SHORT EXERCISE: Your task is to gather the lines below that hold the string "from".

RECORDS SHOWN:
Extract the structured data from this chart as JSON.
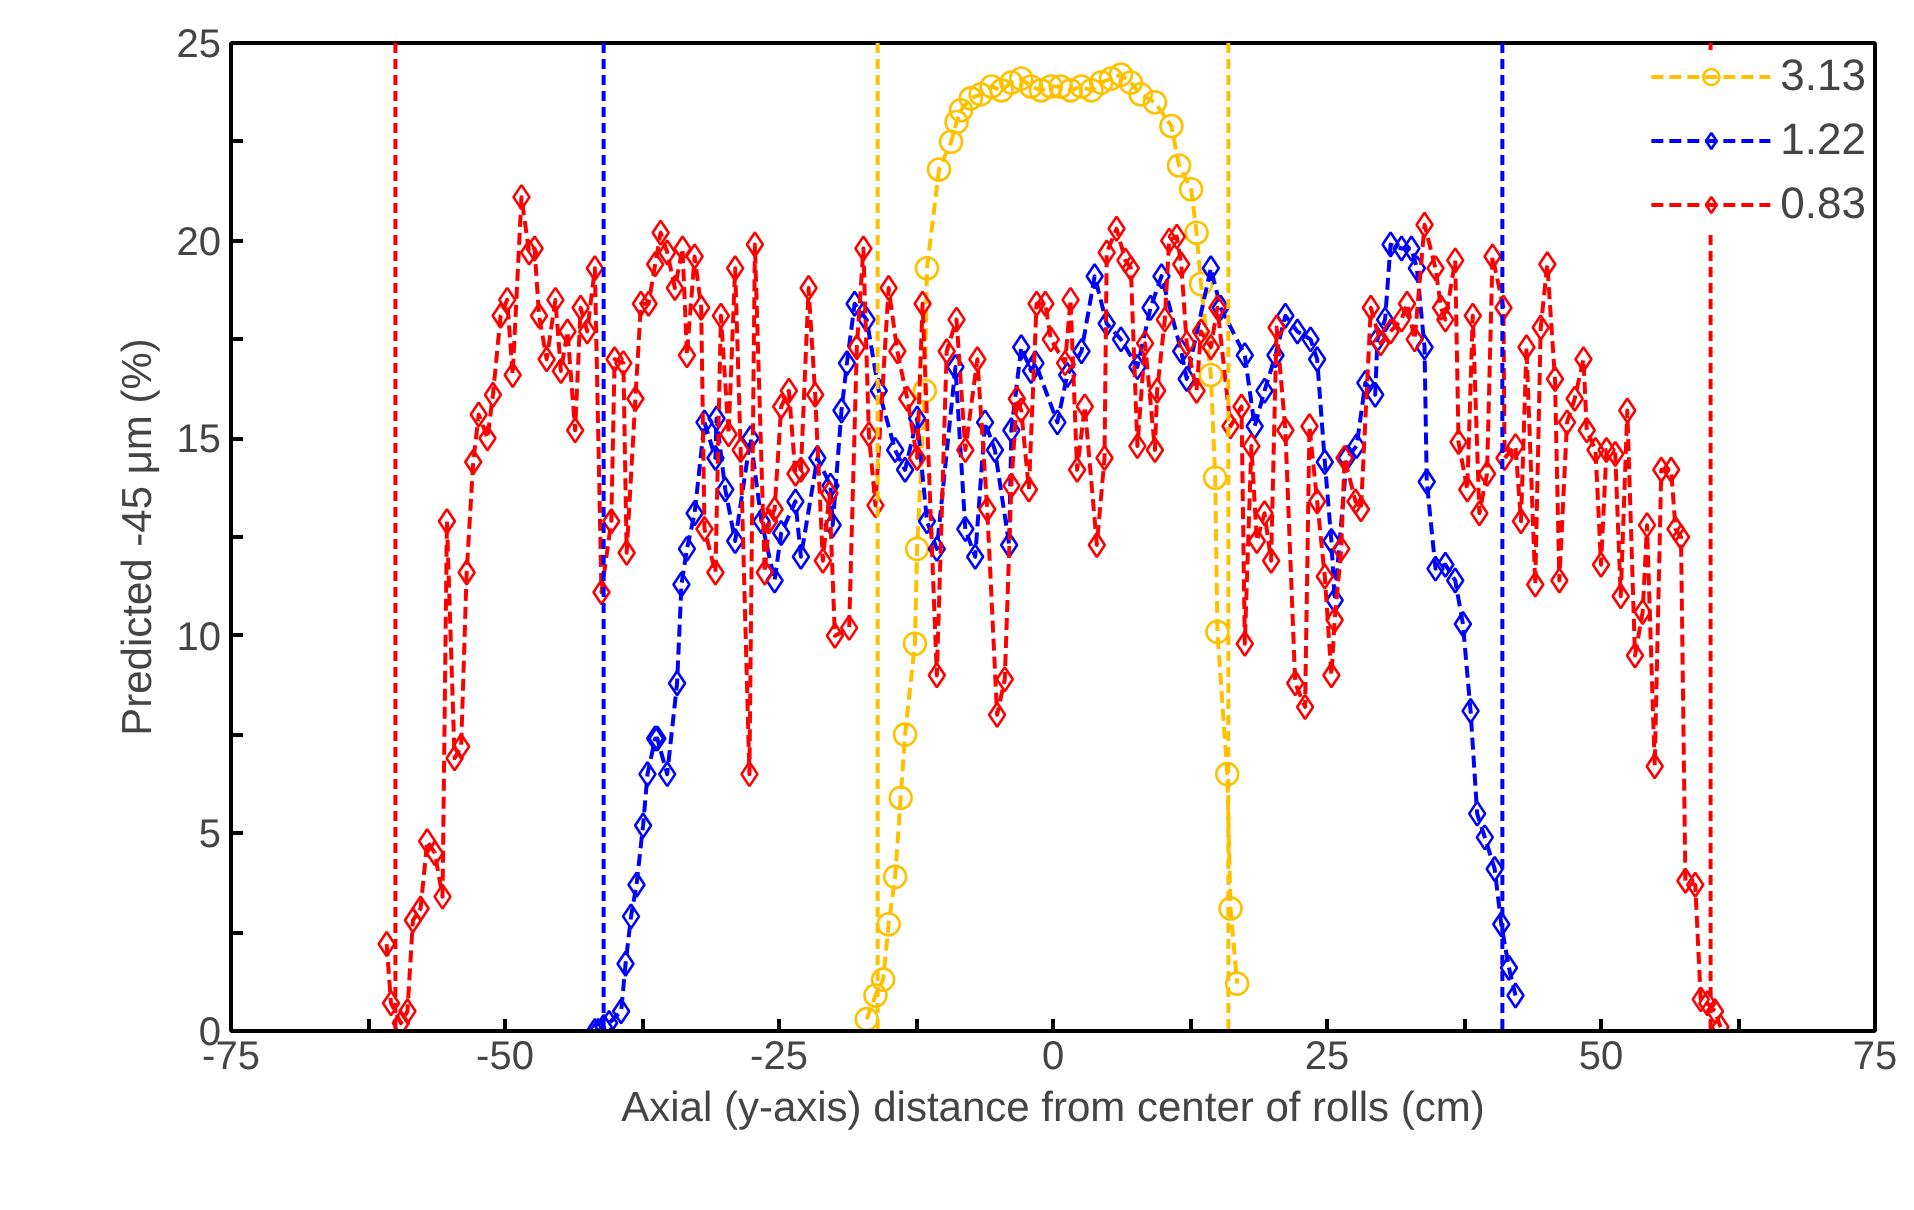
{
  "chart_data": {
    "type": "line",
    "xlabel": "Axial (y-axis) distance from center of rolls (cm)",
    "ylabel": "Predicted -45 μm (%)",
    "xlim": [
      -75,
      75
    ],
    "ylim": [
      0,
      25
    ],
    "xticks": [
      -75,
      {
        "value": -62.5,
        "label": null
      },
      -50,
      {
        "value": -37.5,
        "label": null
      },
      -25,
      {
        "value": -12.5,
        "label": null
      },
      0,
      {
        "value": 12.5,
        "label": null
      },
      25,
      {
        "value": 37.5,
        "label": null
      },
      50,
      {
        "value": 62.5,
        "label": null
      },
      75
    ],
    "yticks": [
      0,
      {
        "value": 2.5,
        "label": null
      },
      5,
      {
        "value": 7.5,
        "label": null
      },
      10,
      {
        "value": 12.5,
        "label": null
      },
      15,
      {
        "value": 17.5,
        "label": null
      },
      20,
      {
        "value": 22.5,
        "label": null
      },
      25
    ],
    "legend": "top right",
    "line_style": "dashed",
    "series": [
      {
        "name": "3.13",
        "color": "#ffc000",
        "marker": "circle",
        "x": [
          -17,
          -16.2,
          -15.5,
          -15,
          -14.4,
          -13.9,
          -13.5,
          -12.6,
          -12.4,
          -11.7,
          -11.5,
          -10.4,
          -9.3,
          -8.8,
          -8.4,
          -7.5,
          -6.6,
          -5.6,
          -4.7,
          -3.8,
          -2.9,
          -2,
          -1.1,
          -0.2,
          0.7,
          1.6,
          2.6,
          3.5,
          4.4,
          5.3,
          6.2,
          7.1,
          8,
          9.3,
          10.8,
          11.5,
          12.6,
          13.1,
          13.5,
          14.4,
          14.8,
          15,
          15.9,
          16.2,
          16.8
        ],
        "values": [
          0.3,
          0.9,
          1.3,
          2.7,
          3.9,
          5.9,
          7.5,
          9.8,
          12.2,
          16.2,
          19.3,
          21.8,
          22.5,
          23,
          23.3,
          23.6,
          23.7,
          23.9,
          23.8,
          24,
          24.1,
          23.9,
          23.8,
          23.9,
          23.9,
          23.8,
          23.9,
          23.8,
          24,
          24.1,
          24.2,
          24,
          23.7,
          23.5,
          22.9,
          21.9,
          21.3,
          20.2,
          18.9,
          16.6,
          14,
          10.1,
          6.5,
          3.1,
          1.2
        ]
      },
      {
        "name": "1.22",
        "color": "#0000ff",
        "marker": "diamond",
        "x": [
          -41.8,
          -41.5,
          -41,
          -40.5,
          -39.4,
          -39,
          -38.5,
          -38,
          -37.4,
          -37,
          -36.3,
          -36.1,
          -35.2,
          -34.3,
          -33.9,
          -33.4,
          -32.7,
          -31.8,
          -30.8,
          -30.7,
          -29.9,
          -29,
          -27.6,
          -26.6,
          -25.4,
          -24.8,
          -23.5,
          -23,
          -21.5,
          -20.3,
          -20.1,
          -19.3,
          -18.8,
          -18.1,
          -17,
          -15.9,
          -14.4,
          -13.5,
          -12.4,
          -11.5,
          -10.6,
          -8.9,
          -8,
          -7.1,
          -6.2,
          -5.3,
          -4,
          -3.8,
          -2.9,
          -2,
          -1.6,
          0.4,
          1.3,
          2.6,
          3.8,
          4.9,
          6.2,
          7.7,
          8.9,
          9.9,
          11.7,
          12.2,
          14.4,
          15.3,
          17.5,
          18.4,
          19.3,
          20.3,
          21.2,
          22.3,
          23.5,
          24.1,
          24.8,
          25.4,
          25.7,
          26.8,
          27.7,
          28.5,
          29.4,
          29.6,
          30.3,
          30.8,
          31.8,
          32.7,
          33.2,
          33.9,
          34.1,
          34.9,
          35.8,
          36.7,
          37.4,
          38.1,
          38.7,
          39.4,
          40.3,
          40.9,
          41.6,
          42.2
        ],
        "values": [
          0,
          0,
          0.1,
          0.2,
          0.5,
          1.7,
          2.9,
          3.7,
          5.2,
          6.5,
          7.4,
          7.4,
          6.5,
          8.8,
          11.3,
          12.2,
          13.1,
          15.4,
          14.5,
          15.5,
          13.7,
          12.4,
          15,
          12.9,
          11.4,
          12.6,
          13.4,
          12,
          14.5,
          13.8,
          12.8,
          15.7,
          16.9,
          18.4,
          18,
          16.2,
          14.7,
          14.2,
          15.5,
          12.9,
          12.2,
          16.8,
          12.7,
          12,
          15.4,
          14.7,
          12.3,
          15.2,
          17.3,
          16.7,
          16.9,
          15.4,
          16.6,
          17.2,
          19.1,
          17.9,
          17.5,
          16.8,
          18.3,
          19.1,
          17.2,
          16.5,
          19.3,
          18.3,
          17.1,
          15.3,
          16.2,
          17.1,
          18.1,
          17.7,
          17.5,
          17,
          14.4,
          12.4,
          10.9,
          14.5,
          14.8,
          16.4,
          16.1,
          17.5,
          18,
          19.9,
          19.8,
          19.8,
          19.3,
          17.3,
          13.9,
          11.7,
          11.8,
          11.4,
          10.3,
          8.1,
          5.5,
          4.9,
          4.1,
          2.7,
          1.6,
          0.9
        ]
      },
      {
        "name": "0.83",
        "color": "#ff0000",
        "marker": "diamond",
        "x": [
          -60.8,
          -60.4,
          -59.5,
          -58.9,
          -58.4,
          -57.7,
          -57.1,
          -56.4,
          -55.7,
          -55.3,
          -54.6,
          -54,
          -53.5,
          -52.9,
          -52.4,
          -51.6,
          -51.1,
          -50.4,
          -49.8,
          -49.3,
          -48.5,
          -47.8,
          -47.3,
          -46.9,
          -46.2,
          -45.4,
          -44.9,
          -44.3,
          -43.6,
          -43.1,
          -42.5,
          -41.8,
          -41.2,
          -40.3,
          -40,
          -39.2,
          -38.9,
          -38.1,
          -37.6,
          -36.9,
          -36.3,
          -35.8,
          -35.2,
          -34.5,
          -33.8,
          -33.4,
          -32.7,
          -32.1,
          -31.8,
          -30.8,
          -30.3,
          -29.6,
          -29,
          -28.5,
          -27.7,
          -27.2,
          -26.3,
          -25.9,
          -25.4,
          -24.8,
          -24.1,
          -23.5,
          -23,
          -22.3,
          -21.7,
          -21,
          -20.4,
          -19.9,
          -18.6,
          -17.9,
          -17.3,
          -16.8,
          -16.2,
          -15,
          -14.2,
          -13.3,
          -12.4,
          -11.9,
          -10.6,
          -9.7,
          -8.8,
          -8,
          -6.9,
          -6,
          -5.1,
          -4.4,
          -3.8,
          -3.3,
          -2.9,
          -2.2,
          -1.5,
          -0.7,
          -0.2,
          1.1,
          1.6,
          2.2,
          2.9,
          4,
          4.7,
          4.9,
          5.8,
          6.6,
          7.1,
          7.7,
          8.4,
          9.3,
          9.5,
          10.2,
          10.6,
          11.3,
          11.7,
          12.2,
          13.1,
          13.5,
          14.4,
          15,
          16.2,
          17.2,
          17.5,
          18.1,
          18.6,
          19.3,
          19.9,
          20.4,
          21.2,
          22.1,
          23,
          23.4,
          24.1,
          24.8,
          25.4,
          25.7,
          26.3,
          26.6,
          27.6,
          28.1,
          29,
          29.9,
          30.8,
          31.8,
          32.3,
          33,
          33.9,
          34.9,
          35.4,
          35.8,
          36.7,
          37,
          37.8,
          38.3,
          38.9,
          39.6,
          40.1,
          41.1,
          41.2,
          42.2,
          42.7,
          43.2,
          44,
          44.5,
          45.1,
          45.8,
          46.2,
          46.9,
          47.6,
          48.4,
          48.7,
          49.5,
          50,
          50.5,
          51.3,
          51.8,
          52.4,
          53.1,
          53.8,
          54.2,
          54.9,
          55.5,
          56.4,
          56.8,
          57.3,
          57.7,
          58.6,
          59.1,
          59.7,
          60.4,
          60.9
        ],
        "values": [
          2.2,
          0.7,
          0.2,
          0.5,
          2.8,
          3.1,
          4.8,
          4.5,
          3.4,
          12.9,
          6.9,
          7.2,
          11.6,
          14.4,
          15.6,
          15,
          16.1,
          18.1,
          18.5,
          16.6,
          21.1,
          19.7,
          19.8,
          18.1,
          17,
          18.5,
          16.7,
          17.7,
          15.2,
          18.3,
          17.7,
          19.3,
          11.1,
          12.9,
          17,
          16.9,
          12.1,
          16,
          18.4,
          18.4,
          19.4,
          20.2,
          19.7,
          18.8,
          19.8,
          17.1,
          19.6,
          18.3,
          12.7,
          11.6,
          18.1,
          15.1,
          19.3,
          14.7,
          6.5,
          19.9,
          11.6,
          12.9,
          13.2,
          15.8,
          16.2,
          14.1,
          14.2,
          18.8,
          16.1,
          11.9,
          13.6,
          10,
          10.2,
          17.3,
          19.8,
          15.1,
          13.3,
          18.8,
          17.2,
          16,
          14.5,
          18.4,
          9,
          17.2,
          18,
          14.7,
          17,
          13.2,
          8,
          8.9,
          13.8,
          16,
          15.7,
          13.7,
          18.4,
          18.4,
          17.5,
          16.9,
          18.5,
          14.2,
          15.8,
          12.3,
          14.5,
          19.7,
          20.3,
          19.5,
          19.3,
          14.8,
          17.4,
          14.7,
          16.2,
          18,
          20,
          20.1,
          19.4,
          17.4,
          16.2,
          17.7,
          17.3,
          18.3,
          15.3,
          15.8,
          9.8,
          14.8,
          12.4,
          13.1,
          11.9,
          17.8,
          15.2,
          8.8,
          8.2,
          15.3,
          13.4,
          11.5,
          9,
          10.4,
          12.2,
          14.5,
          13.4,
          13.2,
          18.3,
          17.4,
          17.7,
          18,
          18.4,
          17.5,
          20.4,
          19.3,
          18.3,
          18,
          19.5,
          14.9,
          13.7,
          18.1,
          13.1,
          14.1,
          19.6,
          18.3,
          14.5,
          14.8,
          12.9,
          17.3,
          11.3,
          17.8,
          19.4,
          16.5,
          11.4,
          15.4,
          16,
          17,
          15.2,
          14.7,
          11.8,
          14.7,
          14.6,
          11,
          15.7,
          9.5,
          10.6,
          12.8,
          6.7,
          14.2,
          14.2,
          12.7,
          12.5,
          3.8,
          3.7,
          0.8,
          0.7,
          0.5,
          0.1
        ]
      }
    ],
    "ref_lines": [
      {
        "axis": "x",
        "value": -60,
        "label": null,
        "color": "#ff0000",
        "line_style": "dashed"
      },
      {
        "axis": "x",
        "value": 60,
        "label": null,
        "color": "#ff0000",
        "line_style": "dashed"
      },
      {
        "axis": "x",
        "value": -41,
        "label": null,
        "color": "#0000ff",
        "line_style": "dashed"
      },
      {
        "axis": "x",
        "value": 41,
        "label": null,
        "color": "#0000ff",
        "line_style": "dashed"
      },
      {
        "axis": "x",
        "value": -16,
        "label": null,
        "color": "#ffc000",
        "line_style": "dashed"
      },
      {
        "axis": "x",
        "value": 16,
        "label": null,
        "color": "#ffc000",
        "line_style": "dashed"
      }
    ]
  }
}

SOLUTION BELOW:
Extract the structured data from this chart as JSON.
    "xlabel": "Axial (y-axis) distance from center of rolls (cm)",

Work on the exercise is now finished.